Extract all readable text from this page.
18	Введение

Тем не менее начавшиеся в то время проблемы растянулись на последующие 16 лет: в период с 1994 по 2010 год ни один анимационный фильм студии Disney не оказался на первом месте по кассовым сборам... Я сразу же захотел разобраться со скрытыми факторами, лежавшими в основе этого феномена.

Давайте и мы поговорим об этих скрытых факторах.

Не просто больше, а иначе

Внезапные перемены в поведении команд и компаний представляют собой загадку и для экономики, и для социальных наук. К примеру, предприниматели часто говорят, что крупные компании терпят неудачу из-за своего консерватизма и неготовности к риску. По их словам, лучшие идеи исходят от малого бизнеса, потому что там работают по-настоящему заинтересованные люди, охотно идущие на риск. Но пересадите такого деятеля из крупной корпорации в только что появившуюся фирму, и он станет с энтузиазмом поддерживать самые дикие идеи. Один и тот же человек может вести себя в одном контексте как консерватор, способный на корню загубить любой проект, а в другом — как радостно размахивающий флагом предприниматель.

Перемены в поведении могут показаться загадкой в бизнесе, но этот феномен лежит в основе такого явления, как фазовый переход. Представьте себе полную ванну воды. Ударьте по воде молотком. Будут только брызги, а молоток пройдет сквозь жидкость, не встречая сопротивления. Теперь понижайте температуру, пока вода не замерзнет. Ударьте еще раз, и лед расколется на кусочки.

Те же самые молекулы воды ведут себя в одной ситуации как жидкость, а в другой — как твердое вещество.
§
WHAT THIS TASK INVOLVES >>
Each record above should be output again exactly.

WORKED SOLUTION >>
Extract all readable text from this page.
18	Введение

Тем не менее начавшиеся в то время проблемы растянулись на последующие 16 лет: в период с 1994 по 2010 год ни один анимационный фильм студии Disney не оказался на первом месте по кассовым сборам... Я сразу же захотел разобраться со скрытыми факторами, лежавшими в основе этого феномена.

Давайте и мы поговорим об этих скрытых факторах.

Не просто больше, а иначе

Внезапные перемены в поведении команд и компаний представляют собой загадку и для экономики, и для социальных наук. К примеру, предприниматели часто говорят, что крупные компании терпят неудачу из-за своего консерватизма и неготовности к риску. По их словам, лучшие идеи исходят от малого бизнеса, потому что там работают по-настоящему заинтересованные люди, охотно идущие на риск. Но пересадите такого деятеля из крупной корпорации в только что появившуюся фирму, и он станет с энтузиазмом поддерживать самые дикие идеи. Один и тот же человек может вести себя в одном контексте как консерватор, способный на корню загубить любой проект, а в другом — как радостно размахивающий флагом предприниматель.

Перемены в поведении могут показаться загадкой в бизнесе, но этот феномен лежит в основе такого явления, как фазовый переход. Представьте себе полную ванну воды. Ударьте по воде молотком. Будут только брызги, а молоток пройдет сквозь жидкость, не встречая сопротивления. Теперь понижайте температуру, пока вода не замерзнет. Ударьте еще раз, и лед расколется на кусочки.

Те же самые молекулы воды ведут себя в одной ситуации как жидкость, а в другой — как твердое вещество.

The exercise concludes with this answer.